[Recorded data]
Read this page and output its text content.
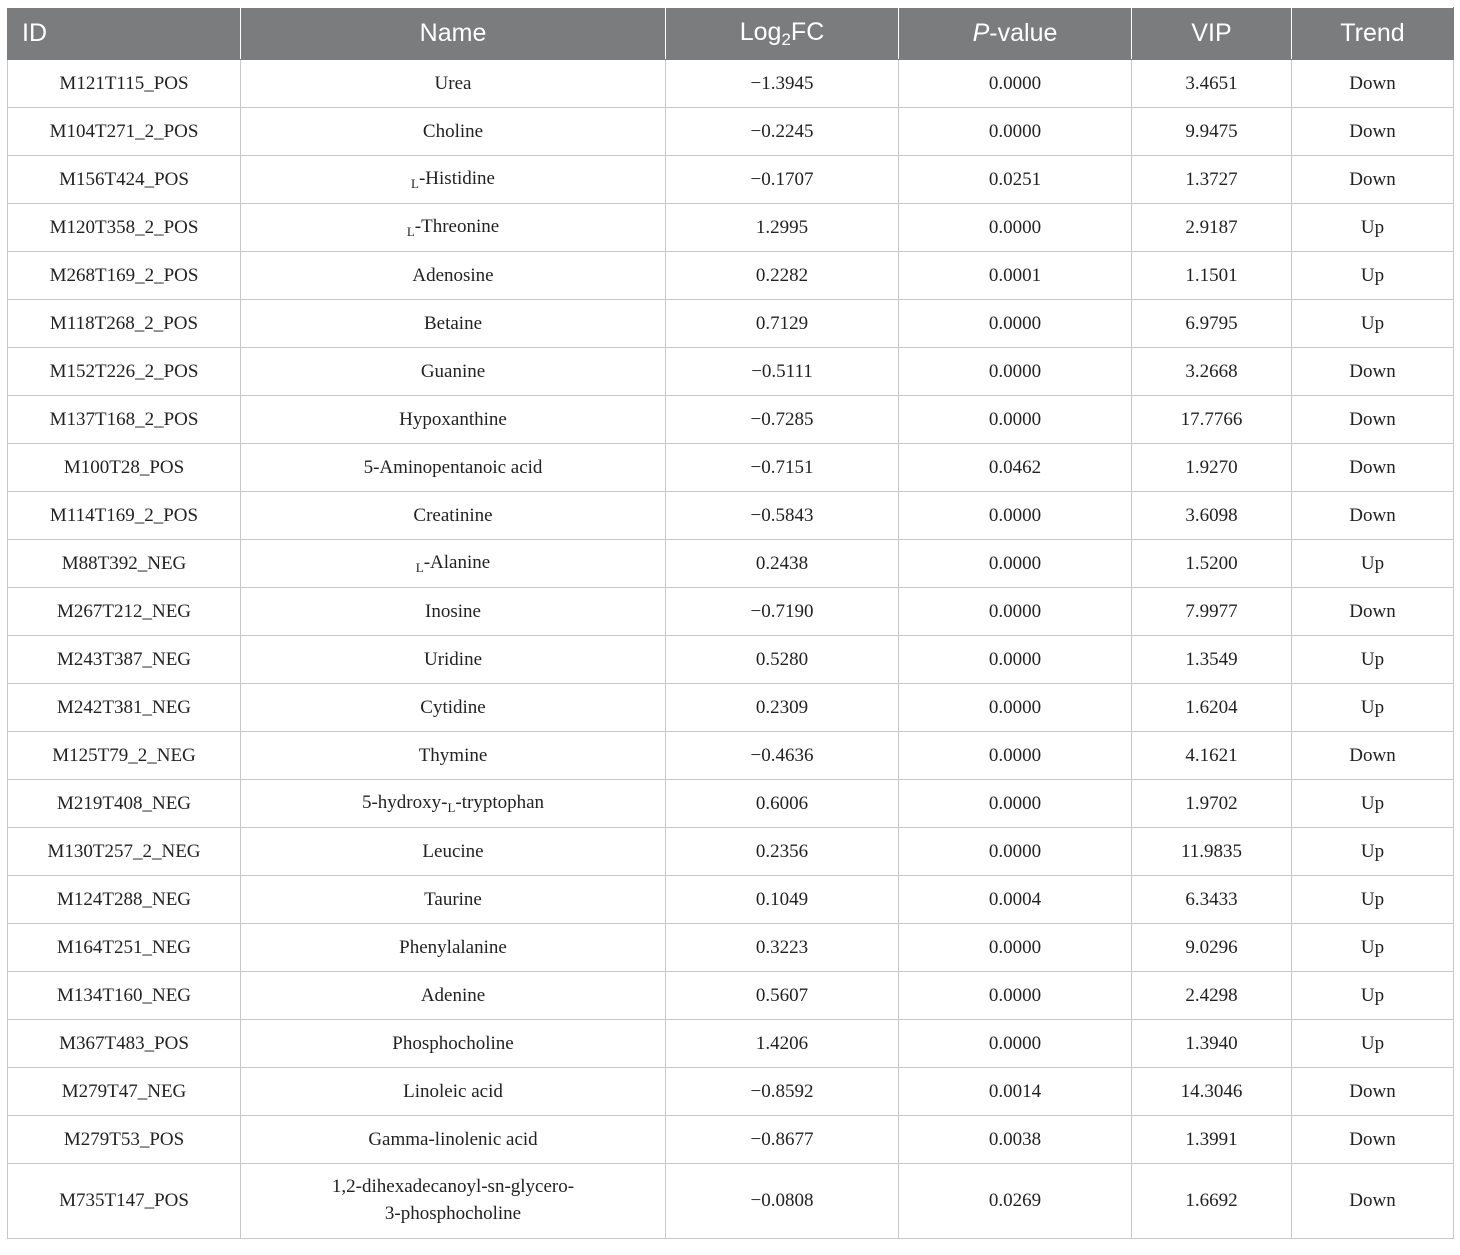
ID	Name	Log$_2$FC	P-value	VIP	Trend
M121T115_POS	Urea	−1.3945	0.0000	3.4651	Down
M104T271_2_POS	Choline	−0.2245	0.0000	9.9475	Down
M156T424_POS	$_L$-Histidine	−0.1707	0.0251	1.3727	Down
M120T358_2_POS	$_L$-Threonine	1.2995	0.0000	2.9187	Up
M268T169_2_POS	Adenosine	0.2282	0.0001	1.1501	Up
M118T268_2_POS	Betaine	0.7129	0.0000	6.9795	Up
M152T226_2_POS	Guanine	−0.5111	0.0000	3.2668	Down
M137T168_2_POS	Hypoxanthine	−0.7285	0.0000	17.7766	Down
M100T28_POS	5-Aminopentanoic acid	−0.7151	0.0462	1.9270	Down
M114T169_2_POS	Creatinine	−0.5843	0.0000	3.6098	Down
M88T392_NEG	$_L$-Alanine	0.2438	0.0000	1.5200	Up
M267T212_NEG	Inosine	−0.7190	0.0000	7.9977	Down
M243T387_NEG	Uridine	0.5280	0.0000	1.3549	Up
M242T381_NEG	Cytidine	0.2309	0.0000	1.6204	Up
M125T79_2_NEG	Thymine	−0.4636	0.0000	4.1621	Down
M219T408_NEG	$5-hydroxy-_L$-tryptophan	0.6006	0.0000	1.9702	Up
M130T257_2_NEG	Leucine	0.2356	0.0000	11.9835	Up
M124T288_NEG	Taurine	0.1049	0.0004	6.3433	Up
M164T251_NEG	Phenylalanine	0.3223	0.0000	9.0296	Up
M134T160_NEG	Adenine	0.5607	0.0000	2.4298	Up
M367T483_POS	Phosphocholine	1.4206	0.0000	1.3940	Up
M279T47_NEG	Linoleic acid	−0.8592	0.0014	14.3046	Down
M279T53_POS	Gamma-linolenic acid	−0.8677	0.0038	1.3991	Down
M735T147_POS	1,2-dihexadecanoyl-sn-glycero-
3-phosphocholine	−0.0808	0.0269	1.6692	Down
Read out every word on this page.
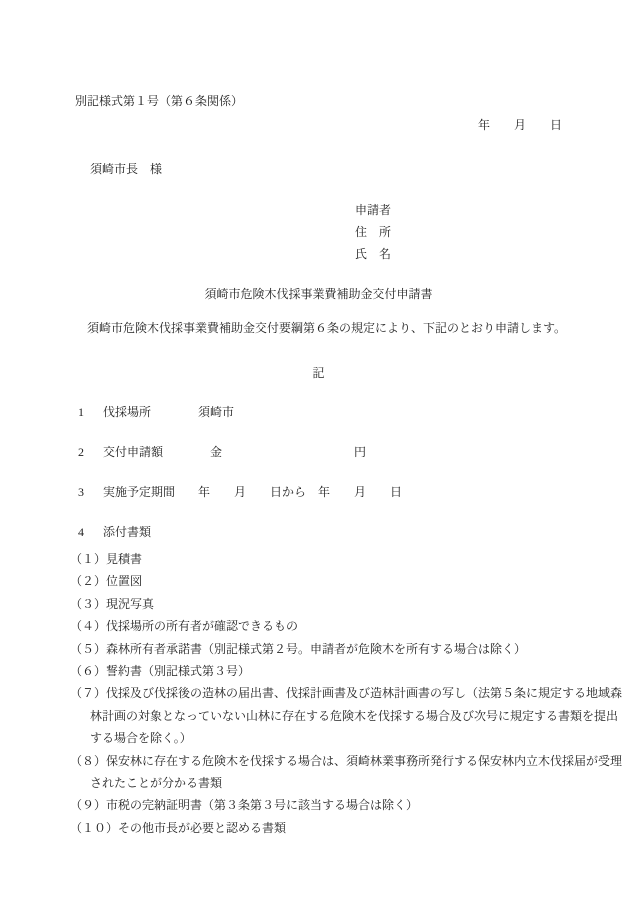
別記様式第１号（第６条関係）
年　　月　　日
須崎市長　様
申請者
住　所
氏　名
須崎市危険木伐採事業費補助金交付申請書

須崎市危険木伐採事業費補助金交付要綱第６条の規定により、下記のとおり申請します。

記
1 伐採場所	須崎市
2 交付申請額	　金　　　　　　　　　　　円
3 実施予定期間 年　　月　　日から　年　　月　　日
4 添付書類
（１）見積書
（２）位置図
（３）現況写真
（４）伐採場所の所有者が確認できるもの
（５）森林所有者承諾書（別記様式第２号。申請者が危険木を所有する場合は除く）
（６）誓約書（別記様式第３号）
（７）伐採及び伐採後の造林の届出書、伐採計画書及び造林計画書の写し（法第５条に規定する地域森林計画の対象となっていない山林に存在する危険木を伐採する場合及び次号に規定する書類を提出する場合を除く。）
（８）保安林に存在する危険木を伐採する場合は、須崎林業事務所発行する保安林内立木伐採届が受理されたことが分かる書類
（９）市税の完納証明書（第３条第３号に該当する場合は除く）
（１０）その他市長が必要と認める書類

◆ **The problem**
Return the listing above in full and without alteration, excluding its pictures.

◆ **Written solution**
Read this page and output its text content.
ID	Name	Log$_2$FC	P-value	VIP	Trend
M121T115_POS	Urea	−1.3945	0.0000	3.4651	Down
M104T271_2_POS	Choline	−0.2245	0.0000	9.9475	Down
M156T424_POS	$_L$-Histidine	−0.1707	0.0251	1.3727	Down
M120T358_2_POS	$_L$-Threonine	1.2995	0.0000	2.9187	Up
M268T169_2_POS	Adenosine	0.2282	0.0001	1.1501	Up
M118T268_2_POS	Betaine	0.7129	0.0000	6.9795	Up
M152T226_2_POS	Guanine	−0.5111	0.0000	3.2668	Down
M137T168_2_POS	Hypoxanthine	−0.7285	0.0000	17.7766	Down
M100T28_POS	5-Aminopentanoic acid	−0.7151	0.0462	1.9270	Down
M114T169_2_POS	Creatinine	−0.5843	0.0000	3.6098	Down
M88T392_NEG	$_L$-Alanine	0.2438	0.0000	1.5200	Up
M267T212_NEG	Inosine	−0.7190	0.0000	7.9977	Down
M243T387_NEG	Uridine	0.5280	0.0000	1.3549	Up
M242T381_NEG	Cytidine	0.2309	0.0000	1.6204	Up
M125T79_2_NEG	Thymine	−0.4636	0.0000	4.1621	Down
M219T408_NEG	$5-hydroxy-_L$-tryptophan	0.6006	0.0000	1.9702	Up
M130T257_2_NEG	Leucine	0.2356	0.0000	11.9835	Up
M124T288_NEG	Taurine	0.1049	0.0004	6.3433	Up
M164T251_NEG	Phenylalanine	0.3223	0.0000	9.0296	Up
M134T160_NEG	Adenine	0.5607	0.0000	2.4298	Up
M367T483_POS	Phosphocholine	1.4206	0.0000	1.3940	Up
M279T47_NEG	Linoleic acid	−0.8592	0.0014	14.3046	Down
M279T53_POS	Gamma-linolenic acid	−0.8677	0.0038	1.3991	Down
M735T147_POS	1,2-dihexadecanoyl-sn-glycero-
3-phosphocholine	−0.0808	0.0269	1.6692	Down
Read out every word on this page.
別記様式第１号（第６条関係）
年　　月　　日
須崎市長　様
申請者
住　所
氏　名
須崎市危険木伐採事業費補助金交付申請書

須崎市危険木伐採事業費補助金交付要綱第６条の規定により、下記のとおり申請します。

記
1 伐採場所	須崎市
2 交付申請額	　金　　　　　　　　　　　円
3 実施予定期間 年　　月　　日から　年　　月　　日
4 添付書類
（１）見積書
（２）位置図
（３）現況写真
（４）伐採場所の所有者が確認できるもの
（５）森林所有者承諾書（別記様式第２号。申請者が危険木を所有する場合は除く）
（６）誓約書（別記様式第３号）
（７）伐採及び伐採後の造林の届出書、伐採計画書及び造林計画書の写し（法第５条に規定する地域森林計画の対象となっていない山林に存在する危険木を伐採する場合及び次号に規定する書類を提出する場合を除く。）
（８）保安林に存在する危険木を伐採する場合は、須崎林業事務所発行する保安林内立木伐採届が受理されたことが分かる書類
（９）市税の完納証明書（第３条第３号に該当する場合は除く）
（１０）その他市長が必要と認める書類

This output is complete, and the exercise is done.